## Problem statement
Quote the listing in full, exactly as given, minus any pictures.
[Start of Records for processing]
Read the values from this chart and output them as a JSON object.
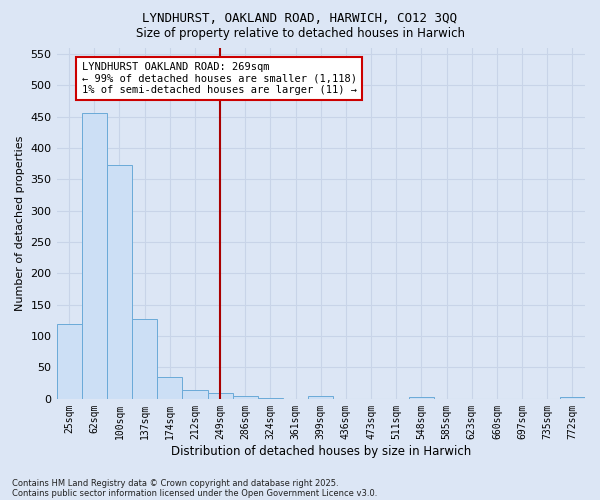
{
  "title1": "LYNDHURST, OAKLAND ROAD, HARWICH, CO12 3QQ",
  "title2": "Size of property relative to detached houses in Harwich",
  "xlabel": "Distribution of detached houses by size in Harwich",
  "ylabel": "Number of detached properties",
  "categories": [
    "25sqm",
    "62sqm",
    "100sqm",
    "137sqm",
    "174sqm",
    "212sqm",
    "249sqm",
    "286sqm",
    "324sqm",
    "361sqm",
    "399sqm",
    "436sqm",
    "473sqm",
    "511sqm",
    "548sqm",
    "585sqm",
    "623sqm",
    "660sqm",
    "697sqm",
    "735sqm",
    "772sqm"
  ],
  "values": [
    120,
    455,
    372,
    128,
    35,
    14,
    9,
    5,
    1,
    0,
    4,
    0,
    0,
    0,
    3,
    0,
    0,
    0,
    0,
    0,
    3
  ],
  "bar_color": "#ccdff5",
  "bar_edge_color": "#6aaad8",
  "grid_color": "#c8d4e8",
  "bg_color": "#dce6f5",
  "vline_x_index": 6,
  "vline_color": "#aa0000",
  "annotation_text": "LYNDHURST OAKLAND ROAD: 269sqm\n← 99% of detached houses are smaller (1,118)\n1% of semi-detached houses are larger (11) →",
  "annotation_box_color": "white",
  "annotation_box_edge": "#cc0000",
  "ylim": [
    0,
    560
  ],
  "yticks": [
    0,
    50,
    100,
    150,
    200,
    250,
    300,
    350,
    400,
    450,
    500,
    550
  ],
  "footer1": "Contains HM Land Registry data © Crown copyright and database right 2025.",
  "footer2": "Contains public sector information licensed under the Open Government Licence v3.0."
}
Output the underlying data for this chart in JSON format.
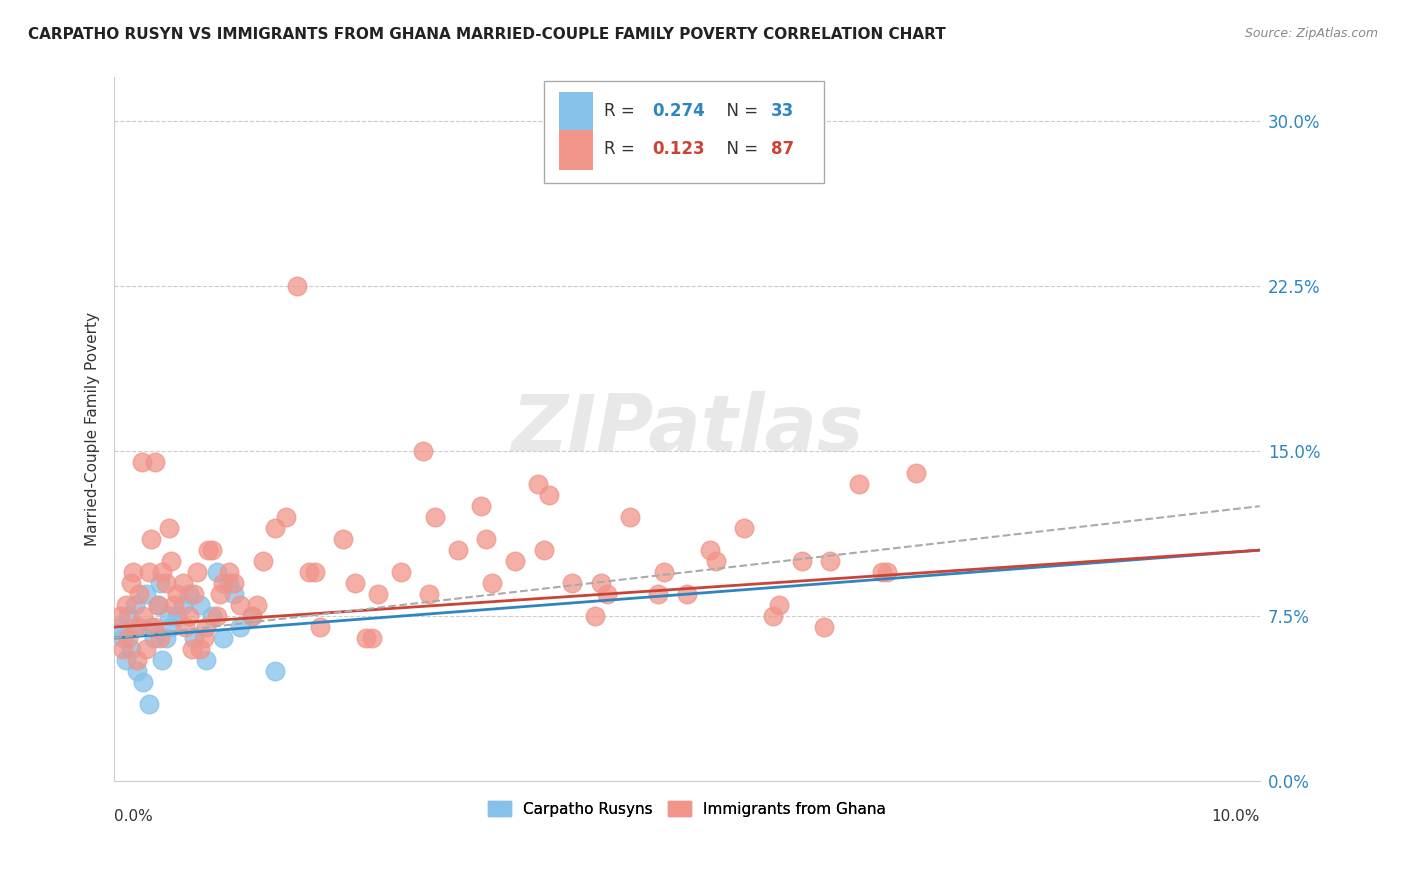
{
  "title": "CARPATHO RUSYN VS IMMIGRANTS FROM GHANA MARRIED-COUPLE FAMILY POVERTY CORRELATION CHART",
  "source": "Source: ZipAtlas.com",
  "ylabel": "Married-Couple Family Poverty",
  "ytick_vals": [
    0.0,
    7.5,
    15.0,
    22.5,
    30.0
  ],
  "xlim": [
    0.0,
    10.0
  ],
  "ylim": [
    0.0,
    32.0
  ],
  "blue_color": "#85c1e9",
  "pink_color": "#f1948a",
  "blue_line_color": "#2e86c1",
  "pink_line_color": "#cb4335",
  "dashed_line_color": "#aaaaaa",
  "blue_scatter_x": [
    0.05,
    0.08,
    0.1,
    0.12,
    0.15,
    0.18,
    0.2,
    0.22,
    0.25,
    0.28,
    0.3,
    0.32,
    0.35,
    0.38,
    0.4,
    0.42,
    0.45,
    0.48,
    0.5,
    0.55,
    0.6,
    0.65,
    0.7,
    0.75,
    0.8,
    0.85,
    0.9,
    0.95,
    1.0,
    1.05,
    1.1,
    1.2,
    1.4
  ],
  "blue_scatter_y": [
    7.0,
    6.5,
    5.5,
    7.5,
    6.0,
    8.0,
    5.0,
    7.0,
    4.5,
    8.5,
    3.5,
    7.0,
    6.5,
    8.0,
    9.0,
    5.5,
    6.5,
    7.5,
    7.0,
    7.5,
    8.0,
    8.5,
    6.5,
    8.0,
    5.5,
    7.5,
    9.5,
    6.5,
    9.0,
    8.5,
    7.0,
    7.5,
    5.0
  ],
  "pink_scatter_x": [
    0.05,
    0.08,
    0.1,
    0.12,
    0.15,
    0.18,
    0.2,
    0.22,
    0.25,
    0.28,
    0.3,
    0.35,
    0.38,
    0.4,
    0.45,
    0.5,
    0.55,
    0.6,
    0.65,
    0.7,
    0.75,
    0.8,
    0.85,
    0.9,
    0.95,
    1.0,
    1.1,
    1.2,
    1.3,
    1.5,
    1.7,
    2.0,
    2.2,
    2.5,
    2.7,
    3.0,
    3.2,
    3.5,
    3.7,
    3.8,
    4.0,
    4.2,
    4.3,
    4.5,
    4.8,
    5.0,
    5.2,
    5.5,
    5.8,
    6.0,
    6.2,
    6.5,
    6.7,
    7.0,
    0.16,
    0.24,
    0.32,
    0.42,
    0.52,
    0.62,
    0.72,
    0.82,
    0.92,
    1.05,
    1.4,
    1.6,
    1.8,
    2.1,
    2.3,
    2.8,
    3.3,
    3.75,
    4.25,
    4.75,
    5.25,
    5.75,
    6.25,
    6.75,
    0.48,
    0.78,
    1.25,
    1.75,
    2.25,
    2.75,
    3.25,
    0.36,
    0.68
  ],
  "pink_scatter_y": [
    7.5,
    6.0,
    8.0,
    6.5,
    9.0,
    7.0,
    5.5,
    8.5,
    7.5,
    6.0,
    9.5,
    7.0,
    8.0,
    6.5,
    9.0,
    10.0,
    8.5,
    9.0,
    7.5,
    8.5,
    6.0,
    7.0,
    10.5,
    7.5,
    9.0,
    9.5,
    8.0,
    7.5,
    10.0,
    12.0,
    9.5,
    11.0,
    6.5,
    9.5,
    15.0,
    10.5,
    12.5,
    10.0,
    13.5,
    13.0,
    9.0,
    7.5,
    8.5,
    12.0,
    9.5,
    8.5,
    10.5,
    11.5,
    8.0,
    10.0,
    7.0,
    13.5,
    9.5,
    14.0,
    9.5,
    14.5,
    11.0,
    9.5,
    8.0,
    7.0,
    9.5,
    10.5,
    8.5,
    9.0,
    11.5,
    22.5,
    7.0,
    9.0,
    8.5,
    12.0,
    9.0,
    10.5,
    9.0,
    8.5,
    10.0,
    7.5,
    10.0,
    9.5,
    11.5,
    6.5,
    8.0,
    9.5,
    6.5,
    8.5,
    11.0,
    14.5,
    6.0
  ],
  "blue_line_x": [
    0.0,
    10.0
  ],
  "blue_line_y": [
    6.5,
    10.5
  ],
  "pink_line_x": [
    0.0,
    10.0
  ],
  "pink_line_y": [
    7.0,
    10.5
  ],
  "dashed_line_x": [
    0.0,
    10.0
  ],
  "dashed_line_y": [
    6.5,
    12.5
  ]
}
[End of Records for processing]
## Exercise result
Read the values from this chart and output them as a JSON object.
{
  "title1": "LYNDHURST, OAKLAND ROAD, HARWICH, CO12 3QQ",
  "title2": "Size of property relative to detached houses in Harwich",
  "xlabel": "Distribution of detached houses by size in Harwich",
  "ylabel": "Number of detached properties",
  "categories": [
    "25sqm",
    "62sqm",
    "100sqm",
    "137sqm",
    "174sqm",
    "212sqm",
    "249sqm",
    "286sqm",
    "324sqm",
    "361sqm",
    "399sqm",
    "436sqm",
    "473sqm",
    "511sqm",
    "548sqm",
    "585sqm",
    "623sqm",
    "660sqm",
    "697sqm",
    "735sqm",
    "772sqm"
  ],
  "values": [
    120,
    455,
    372,
    128,
    35,
    14,
    9,
    5,
    1,
    0,
    4,
    0,
    0,
    0,
    3,
    0,
    0,
    0,
    0,
    0,
    3
  ],
  "bar_color": "#ccdff5",
  "bar_edge_color": "#6aaad8",
  "grid_color": "#c8d4e8",
  "bg_color": "#dce6f5",
  "vline_x_index": 6,
  "vline_color": "#aa0000",
  "annotation_text": "LYNDHURST OAKLAND ROAD: 269sqm\n← 99% of detached houses are smaller (1,118)\n1% of semi-detached houses are larger (11) →",
  "annotation_box_color": "white",
  "annotation_box_edge": "#cc0000",
  "ylim": [
    0,
    560
  ],
  "yticks": [
    0,
    50,
    100,
    150,
    200,
    250,
    300,
    350,
    400,
    450,
    500,
    550
  ],
  "footer1": "Contains HM Land Registry data © Crown copyright and database right 2025.",
  "footer2": "Contains public sector information licensed under the Open Government Licence v3.0."
}
Output the underlying data for this chart in JSON format.
{
  "title": "CARPATHO RUSYN VS IMMIGRANTS FROM GHANA MARRIED-COUPLE FAMILY POVERTY CORRELATION CHART",
  "source": "Source: ZipAtlas.com",
  "ylabel": "Married-Couple Family Poverty",
  "ytick_vals": [
    0.0,
    7.5,
    15.0,
    22.5,
    30.0
  ],
  "xlim": [
    0.0,
    10.0
  ],
  "ylim": [
    0.0,
    32.0
  ],
  "blue_color": "#85c1e9",
  "pink_color": "#f1948a",
  "blue_line_color": "#2e86c1",
  "pink_line_color": "#cb4335",
  "dashed_line_color": "#aaaaaa",
  "blue_scatter_x": [
    0.05,
    0.08,
    0.1,
    0.12,
    0.15,
    0.18,
    0.2,
    0.22,
    0.25,
    0.28,
    0.3,
    0.32,
    0.35,
    0.38,
    0.4,
    0.42,
    0.45,
    0.48,
    0.5,
    0.55,
    0.6,
    0.65,
    0.7,
    0.75,
    0.8,
    0.85,
    0.9,
    0.95,
    1.0,
    1.05,
    1.1,
    1.2,
    1.4
  ],
  "blue_scatter_y": [
    7.0,
    6.5,
    5.5,
    7.5,
    6.0,
    8.0,
    5.0,
    7.0,
    4.5,
    8.5,
    3.5,
    7.0,
    6.5,
    8.0,
    9.0,
    5.5,
    6.5,
    7.5,
    7.0,
    7.5,
    8.0,
    8.5,
    6.5,
    8.0,
    5.5,
    7.5,
    9.5,
    6.5,
    9.0,
    8.5,
    7.0,
    7.5,
    5.0
  ],
  "pink_scatter_x": [
    0.05,
    0.08,
    0.1,
    0.12,
    0.15,
    0.18,
    0.2,
    0.22,
    0.25,
    0.28,
    0.3,
    0.35,
    0.38,
    0.4,
    0.45,
    0.5,
    0.55,
    0.6,
    0.65,
    0.7,
    0.75,
    0.8,
    0.85,
    0.9,
    0.95,
    1.0,
    1.1,
    1.2,
    1.3,
    1.5,
    1.7,
    2.0,
    2.2,
    2.5,
    2.7,
    3.0,
    3.2,
    3.5,
    3.7,
    3.8,
    4.0,
    4.2,
    4.3,
    4.5,
    4.8,
    5.0,
    5.2,
    5.5,
    5.8,
    6.0,
    6.2,
    6.5,
    6.7,
    7.0,
    0.16,
    0.24,
    0.32,
    0.42,
    0.52,
    0.62,
    0.72,
    0.82,
    0.92,
    1.05,
    1.4,
    1.6,
    1.8,
    2.1,
    2.3,
    2.8,
    3.3,
    3.75,
    4.25,
    4.75,
    5.25,
    5.75,
    6.25,
    6.75,
    0.48,
    0.78,
    1.25,
    1.75,
    2.25,
    2.75,
    3.25,
    0.36,
    0.68
  ],
  "pink_scatter_y": [
    7.5,
    6.0,
    8.0,
    6.5,
    9.0,
    7.0,
    5.5,
    8.5,
    7.5,
    6.0,
    9.5,
    7.0,
    8.0,
    6.5,
    9.0,
    10.0,
    8.5,
    9.0,
    7.5,
    8.5,
    6.0,
    7.0,
    10.5,
    7.5,
    9.0,
    9.5,
    8.0,
    7.5,
    10.0,
    12.0,
    9.5,
    11.0,
    6.5,
    9.5,
    15.0,
    10.5,
    12.5,
    10.0,
    13.5,
    13.0,
    9.0,
    7.5,
    8.5,
    12.0,
    9.5,
    8.5,
    10.5,
    11.5,
    8.0,
    10.0,
    7.0,
    13.5,
    9.5,
    14.0,
    9.5,
    14.5,
    11.0,
    9.5,
    8.0,
    7.0,
    9.5,
    10.5,
    8.5,
    9.0,
    11.5,
    22.5,
    7.0,
    9.0,
    8.5,
    12.0,
    9.0,
    10.5,
    9.0,
    8.5,
    10.0,
    7.5,
    10.0,
    9.5,
    11.5,
    6.5,
    8.0,
    9.5,
    6.5,
    8.5,
    11.0,
    14.5,
    6.0
  ],
  "blue_line_x": [
    0.0,
    10.0
  ],
  "blue_line_y": [
    6.5,
    10.5
  ],
  "pink_line_x": [
    0.0,
    10.0
  ],
  "pink_line_y": [
    7.0,
    10.5
  ],
  "dashed_line_x": [
    0.0,
    10.0
  ],
  "dashed_line_y": [
    6.5,
    12.5
  ]
}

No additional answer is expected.